■ **THE EXERCISE**: Write out the entries below once more, exactly, with the pictures left out.

● ● ● ●

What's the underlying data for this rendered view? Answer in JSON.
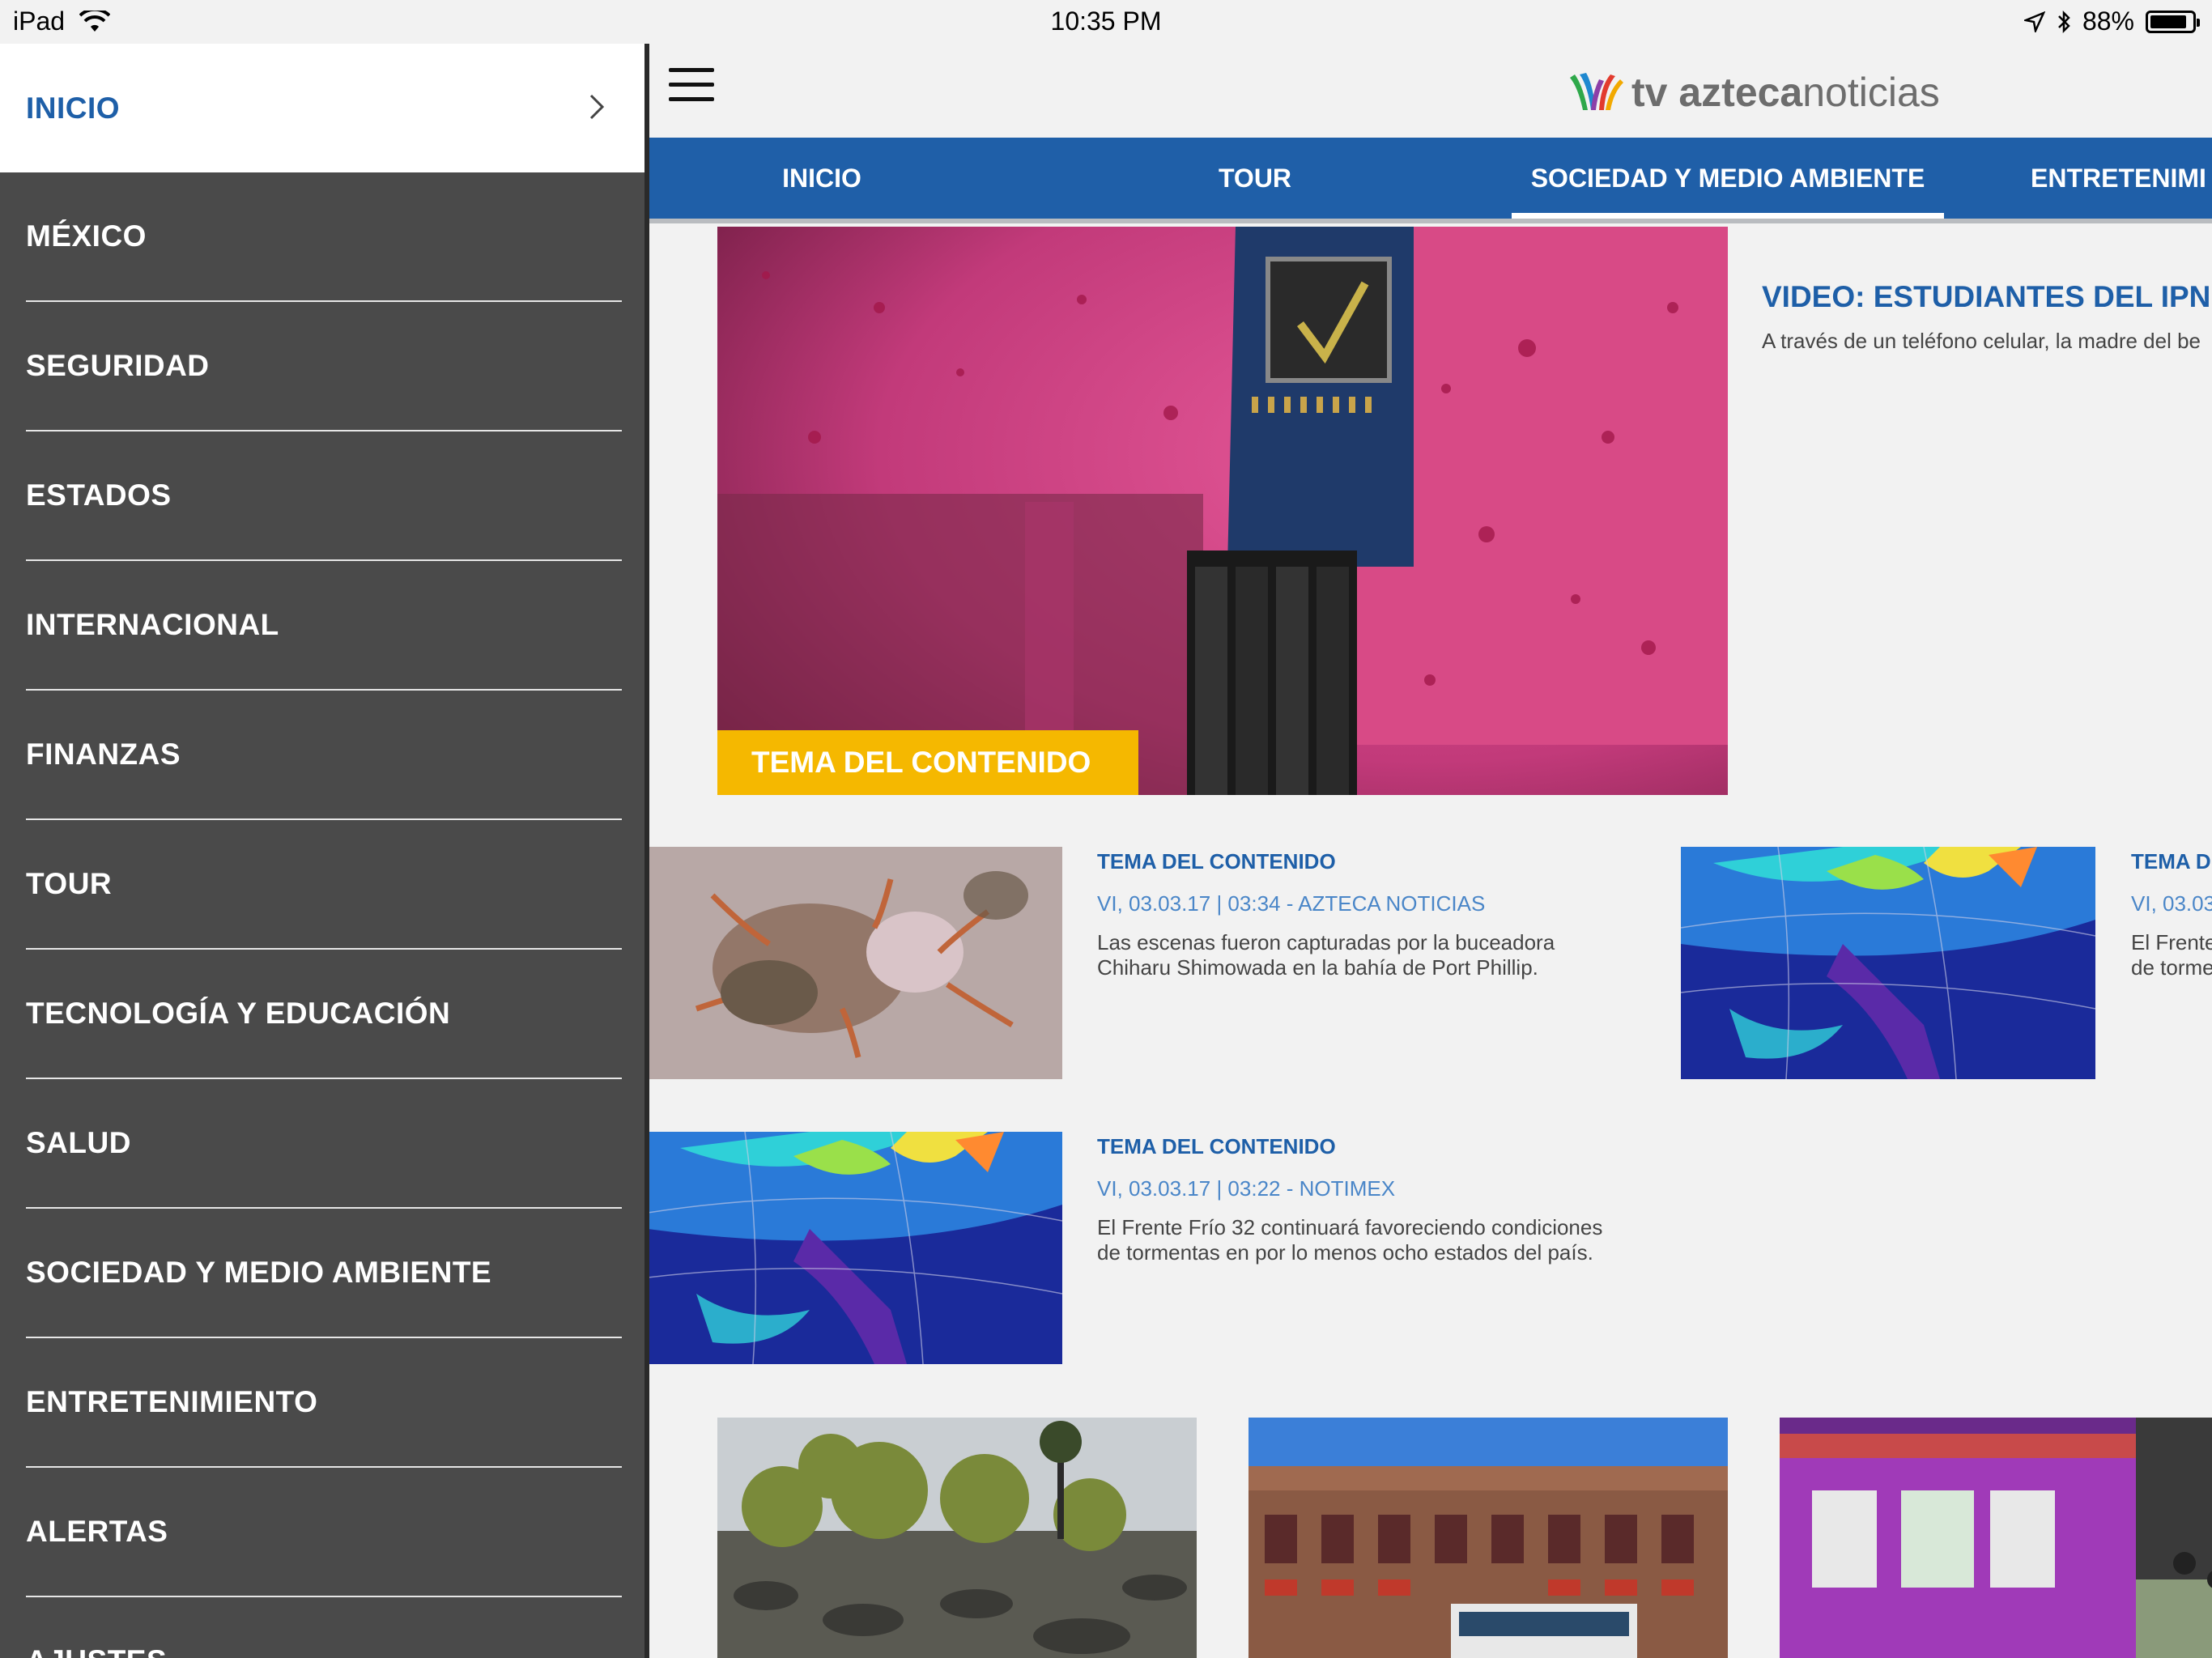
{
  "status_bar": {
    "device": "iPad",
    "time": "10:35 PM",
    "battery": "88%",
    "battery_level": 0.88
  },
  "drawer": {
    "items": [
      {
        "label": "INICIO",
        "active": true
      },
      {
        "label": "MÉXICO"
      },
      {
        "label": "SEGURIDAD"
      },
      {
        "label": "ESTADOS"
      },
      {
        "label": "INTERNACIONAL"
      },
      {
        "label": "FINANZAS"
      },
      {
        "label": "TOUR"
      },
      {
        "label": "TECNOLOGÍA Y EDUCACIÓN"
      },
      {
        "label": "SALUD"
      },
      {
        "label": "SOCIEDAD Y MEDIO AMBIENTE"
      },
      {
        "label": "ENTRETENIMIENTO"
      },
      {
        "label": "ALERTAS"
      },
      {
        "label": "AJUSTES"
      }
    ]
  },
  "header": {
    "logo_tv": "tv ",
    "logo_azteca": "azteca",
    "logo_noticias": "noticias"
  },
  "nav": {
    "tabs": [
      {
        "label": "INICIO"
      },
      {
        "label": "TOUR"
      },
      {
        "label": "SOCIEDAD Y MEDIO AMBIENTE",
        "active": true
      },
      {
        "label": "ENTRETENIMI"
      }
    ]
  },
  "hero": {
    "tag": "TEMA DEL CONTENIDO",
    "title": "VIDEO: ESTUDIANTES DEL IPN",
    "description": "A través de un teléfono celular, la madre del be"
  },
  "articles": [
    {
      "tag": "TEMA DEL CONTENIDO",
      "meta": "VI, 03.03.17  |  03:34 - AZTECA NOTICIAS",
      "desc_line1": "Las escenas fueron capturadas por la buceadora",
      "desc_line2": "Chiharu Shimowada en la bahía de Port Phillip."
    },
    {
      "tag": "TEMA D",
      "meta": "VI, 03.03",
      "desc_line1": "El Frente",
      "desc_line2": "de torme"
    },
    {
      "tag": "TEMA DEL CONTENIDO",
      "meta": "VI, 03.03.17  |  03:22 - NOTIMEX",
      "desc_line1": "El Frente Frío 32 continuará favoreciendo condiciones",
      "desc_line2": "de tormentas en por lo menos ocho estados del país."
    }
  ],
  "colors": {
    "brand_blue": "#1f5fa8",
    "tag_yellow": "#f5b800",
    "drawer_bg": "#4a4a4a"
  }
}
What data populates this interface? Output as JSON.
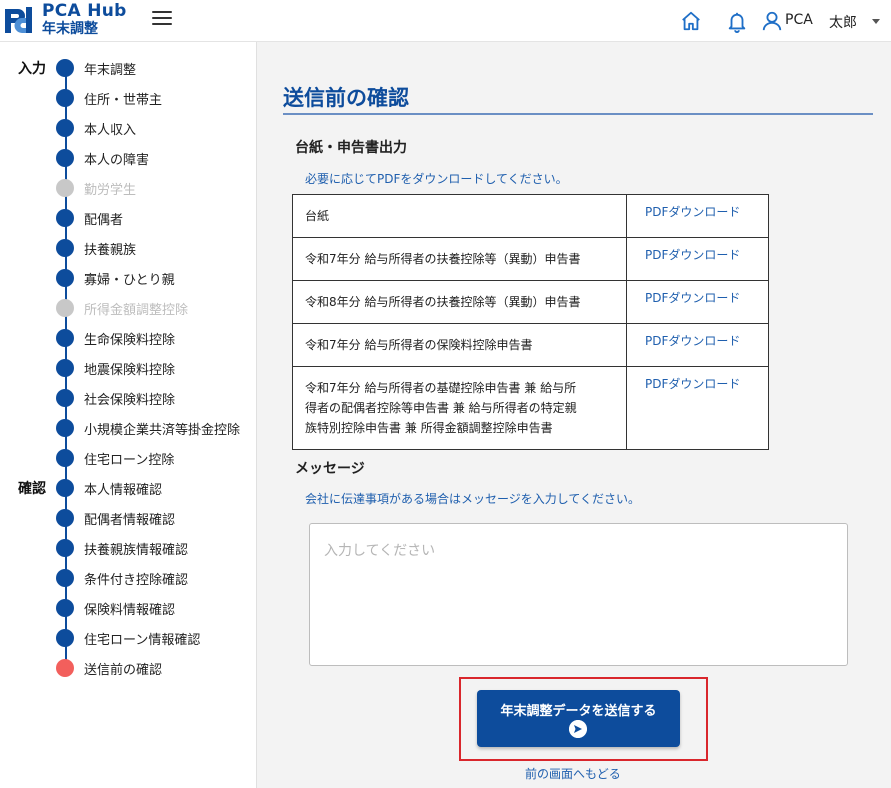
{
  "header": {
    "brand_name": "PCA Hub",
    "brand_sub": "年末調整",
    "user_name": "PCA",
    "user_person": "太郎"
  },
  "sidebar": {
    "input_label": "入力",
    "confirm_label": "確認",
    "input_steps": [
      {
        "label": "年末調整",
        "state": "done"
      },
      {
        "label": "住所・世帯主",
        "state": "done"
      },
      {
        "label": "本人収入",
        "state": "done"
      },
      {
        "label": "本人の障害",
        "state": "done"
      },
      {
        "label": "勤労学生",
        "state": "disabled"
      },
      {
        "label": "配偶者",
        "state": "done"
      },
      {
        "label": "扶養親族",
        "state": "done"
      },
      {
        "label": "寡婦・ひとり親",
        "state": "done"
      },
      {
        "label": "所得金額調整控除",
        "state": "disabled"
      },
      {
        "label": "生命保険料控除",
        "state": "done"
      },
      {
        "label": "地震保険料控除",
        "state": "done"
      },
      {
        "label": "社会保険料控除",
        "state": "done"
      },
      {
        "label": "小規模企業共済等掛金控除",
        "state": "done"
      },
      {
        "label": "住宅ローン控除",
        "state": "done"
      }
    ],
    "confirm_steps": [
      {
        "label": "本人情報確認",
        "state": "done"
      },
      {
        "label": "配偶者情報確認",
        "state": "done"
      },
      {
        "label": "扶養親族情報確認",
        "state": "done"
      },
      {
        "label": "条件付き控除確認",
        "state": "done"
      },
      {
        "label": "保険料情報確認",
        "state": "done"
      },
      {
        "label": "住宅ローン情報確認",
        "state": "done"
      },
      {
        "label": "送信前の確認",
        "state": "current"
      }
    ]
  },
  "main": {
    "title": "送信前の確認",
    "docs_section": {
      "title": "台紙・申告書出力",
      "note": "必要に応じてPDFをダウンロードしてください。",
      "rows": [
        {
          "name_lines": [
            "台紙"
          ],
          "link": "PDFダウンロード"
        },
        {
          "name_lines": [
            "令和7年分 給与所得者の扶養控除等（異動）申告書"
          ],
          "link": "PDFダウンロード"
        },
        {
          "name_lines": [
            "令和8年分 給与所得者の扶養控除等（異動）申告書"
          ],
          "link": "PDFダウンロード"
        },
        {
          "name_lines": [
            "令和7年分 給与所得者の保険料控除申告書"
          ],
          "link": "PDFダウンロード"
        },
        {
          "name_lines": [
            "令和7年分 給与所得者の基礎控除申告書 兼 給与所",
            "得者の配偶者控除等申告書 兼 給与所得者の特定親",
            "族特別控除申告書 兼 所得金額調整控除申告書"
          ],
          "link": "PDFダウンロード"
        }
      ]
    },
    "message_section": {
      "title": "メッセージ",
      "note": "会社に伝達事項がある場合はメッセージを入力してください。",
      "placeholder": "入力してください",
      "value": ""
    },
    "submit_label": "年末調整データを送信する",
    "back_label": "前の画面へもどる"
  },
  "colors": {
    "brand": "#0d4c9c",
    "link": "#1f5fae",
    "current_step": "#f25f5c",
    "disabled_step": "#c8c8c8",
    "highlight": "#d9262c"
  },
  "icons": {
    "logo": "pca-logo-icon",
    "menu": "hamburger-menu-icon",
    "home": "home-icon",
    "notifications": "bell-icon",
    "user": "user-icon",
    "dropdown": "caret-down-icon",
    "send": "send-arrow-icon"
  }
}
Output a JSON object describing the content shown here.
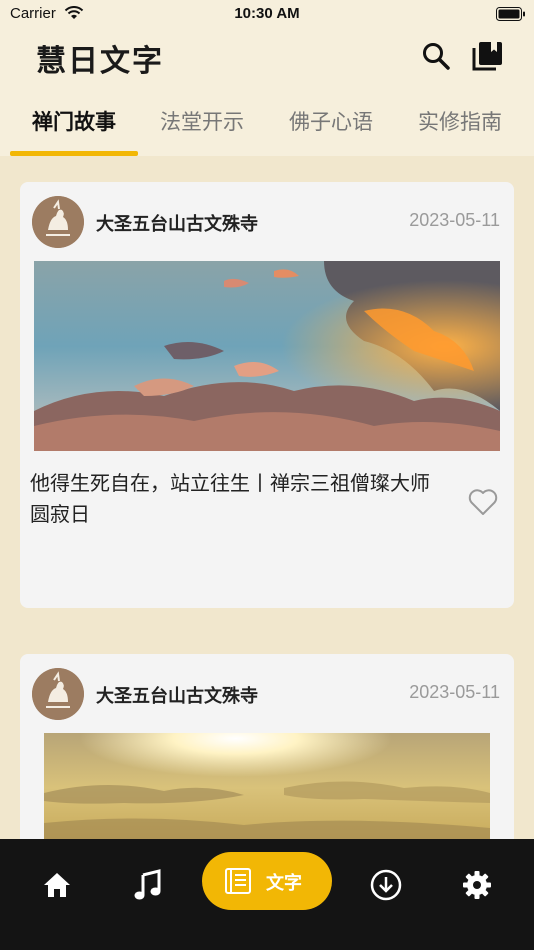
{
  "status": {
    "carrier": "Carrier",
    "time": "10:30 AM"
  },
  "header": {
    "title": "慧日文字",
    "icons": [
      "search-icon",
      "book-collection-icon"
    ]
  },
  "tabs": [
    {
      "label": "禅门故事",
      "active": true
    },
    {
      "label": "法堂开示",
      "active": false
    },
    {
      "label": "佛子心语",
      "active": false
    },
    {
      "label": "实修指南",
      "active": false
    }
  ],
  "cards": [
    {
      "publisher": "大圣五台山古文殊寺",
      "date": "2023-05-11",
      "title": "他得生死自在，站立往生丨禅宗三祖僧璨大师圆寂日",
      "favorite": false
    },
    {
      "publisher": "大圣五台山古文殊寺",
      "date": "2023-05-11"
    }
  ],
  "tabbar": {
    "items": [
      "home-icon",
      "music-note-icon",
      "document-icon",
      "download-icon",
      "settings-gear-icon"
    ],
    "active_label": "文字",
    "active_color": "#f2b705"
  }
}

● ● ● ●

■ **RIGHT ANSWER**:
What's the underlying data for this rendered view? Answer in JSON.
{
  "status_bar": {
    "device": "iPad",
    "time": "10:35 PM",
    "battery": "88%",
    "battery_level": 0.88
  },
  "drawer": {
    "items": [
      {
        "label": "INICIO",
        "active": true
      },
      {
        "label": "MÉXICO"
      },
      {
        "label": "SEGURIDAD"
      },
      {
        "label": "ESTADOS"
      },
      {
        "label": "INTERNACIONAL"
      },
      {
        "label": "FINANZAS"
      },
      {
        "label": "TOUR"
      },
      {
        "label": "TECNOLOGÍA Y EDUCACIÓN"
      },
      {
        "label": "SALUD"
      },
      {
        "label": "SOCIEDAD Y MEDIO AMBIENTE"
      },
      {
        "label": "ENTRETENIMIENTO"
      },
      {
        "label": "ALERTAS"
      },
      {
        "label": "AJUSTES"
      }
    ]
  },
  "header": {
    "logo_tv": "tv ",
    "logo_azteca": "azteca",
    "logo_noticias": "noticias"
  },
  "nav": {
    "tabs": [
      {
        "label": "INICIO"
      },
      {
        "label": "TOUR"
      },
      {
        "label": "SOCIEDAD Y MEDIO AMBIENTE",
        "active": true
      },
      {
        "label": "ENTRETENIMI"
      }
    ]
  },
  "hero": {
    "tag": "TEMA DEL CONTENIDO",
    "title": "VIDEO: ESTUDIANTES DEL IPN",
    "description": "A través de un teléfono celular, la madre del be"
  },
  "articles": [
    {
      "tag": "TEMA DEL CONTENIDO",
      "meta": "VI, 03.03.17  |  03:34 - AZTECA NOTICIAS",
      "desc_line1": "Las escenas fueron capturadas por la buceadora",
      "desc_line2": "Chiharu Shimowada en la bahía de Port Phillip."
    },
    {
      "tag": "TEMA D",
      "meta": "VI, 03.03",
      "desc_line1": "El Frente",
      "desc_line2": "de torme"
    },
    {
      "tag": "TEMA DEL CONTENIDO",
      "meta": "VI, 03.03.17  |  03:22 - NOTIMEX",
      "desc_line1": "El Frente Frío 32 continuará favoreciendo condiciones",
      "desc_line2": "de tormentas en por lo menos ocho estados del país."
    }
  ],
  "colors": {
    "brand_blue": "#1f5fa8",
    "tag_yellow": "#f5b800",
    "drawer_bg": "#4a4a4a"
  }
}
What data populates this interface? Output as JSON.
{
  "header": {
    "brand_name": "PCA Hub",
    "brand_sub": "年末調整",
    "user_name": "PCA",
    "user_person": "太郎"
  },
  "sidebar": {
    "input_label": "入力",
    "confirm_label": "確認",
    "input_steps": [
      {
        "label": "年末調整",
        "state": "done"
      },
      {
        "label": "住所・世帯主",
        "state": "done"
      },
      {
        "label": "本人収入",
        "state": "done"
      },
      {
        "label": "本人の障害",
        "state": "done"
      },
      {
        "label": "勤労学生",
        "state": "disabled"
      },
      {
        "label": "配偶者",
        "state": "done"
      },
      {
        "label": "扶養親族",
        "state": "done"
      },
      {
        "label": "寡婦・ひとり親",
        "state": "done"
      },
      {
        "label": "所得金額調整控除",
        "state": "disabled"
      },
      {
        "label": "生命保険料控除",
        "state": "done"
      },
      {
        "label": "地震保険料控除",
        "state": "done"
      },
      {
        "label": "社会保険料控除",
        "state": "done"
      },
      {
        "label": "小規模企業共済等掛金控除",
        "state": "done"
      },
      {
        "label": "住宅ローン控除",
        "state": "done"
      }
    ],
    "confirm_steps": [
      {
        "label": "本人情報確認",
        "state": "done"
      },
      {
        "label": "配偶者情報確認",
        "state": "done"
      },
      {
        "label": "扶養親族情報確認",
        "state": "done"
      },
      {
        "label": "条件付き控除確認",
        "state": "done"
      },
      {
        "label": "保険料情報確認",
        "state": "done"
      },
      {
        "label": "住宅ローン情報確認",
        "state": "done"
      },
      {
        "label": "送信前の確認",
        "state": "current"
      }
    ]
  },
  "main": {
    "title": "送信前の確認",
    "docs_section": {
      "title": "台紙・申告書出力",
      "note": "必要に応じてPDFをダウンロードしてください。",
      "rows": [
        {
          "name_lines": [
            "台紙"
          ],
          "link": "PDFダウンロード"
        },
        {
          "name_lines": [
            "令和7年分 給与所得者の扶養控除等（異動）申告書"
          ],
          "link": "PDFダウンロード"
        },
        {
          "name_lines": [
            "令和8年分 給与所得者の扶養控除等（異動）申告書"
          ],
          "link": "PDFダウンロード"
        },
        {
          "name_lines": [
            "令和7年分 給与所得者の保険料控除申告書"
          ],
          "link": "PDFダウンロード"
        },
        {
          "name_lines": [
            "令和7年分 給与所得者の基礎控除申告書 兼 給与所",
            "得者の配偶者控除等申告書 兼 給与所得者の特定親",
            "族特別控除申告書 兼 所得金額調整控除申告書"
          ],
          "link": "PDFダウンロード"
        }
      ]
    },
    "message_section": {
      "title": "メッセージ",
      "note": "会社に伝達事項がある場合はメッセージを入力してください。",
      "placeholder": "入力してください",
      "value": ""
    },
    "submit_label": "年末調整データを送信する",
    "back_label": "前の画面へもどる"
  },
  "colors": {
    "brand": "#0d4c9c",
    "link": "#1f5fae",
    "current_step": "#f25f5c",
    "disabled_step": "#c8c8c8",
    "highlight": "#d9262c"
  },
  "icons": {
    "logo": "pca-logo-icon",
    "menu": "hamburger-menu-icon",
    "home": "home-icon",
    "notifications": "bell-icon",
    "user": "user-icon",
    "dropdown": "caret-down-icon",
    "send": "send-arrow-icon"
  }
}
Output a JSON object describing the content shown here.
{
  "status": {
    "carrier": "Carrier",
    "time": "10:30 AM"
  },
  "header": {
    "title": "慧日文字",
    "icons": [
      "search-icon",
      "book-collection-icon"
    ]
  },
  "tabs": [
    {
      "label": "禅门故事",
      "active": true
    },
    {
      "label": "法堂开示",
      "active": false
    },
    {
      "label": "佛子心语",
      "active": false
    },
    {
      "label": "实修指南",
      "active": false
    }
  ],
  "cards": [
    {
      "publisher": "大圣五台山古文殊寺",
      "date": "2023-05-11",
      "title": "他得生死自在，站立往生丨禅宗三祖僧璨大师圆寂日",
      "favorite": false
    },
    {
      "publisher": "大圣五台山古文殊寺",
      "date": "2023-05-11"
    }
  ],
  "tabbar": {
    "items": [
      "home-icon",
      "music-note-icon",
      "document-icon",
      "download-icon",
      "settings-gear-icon"
    ],
    "active_label": "文字",
    "active_color": "#f2b705"
  }
}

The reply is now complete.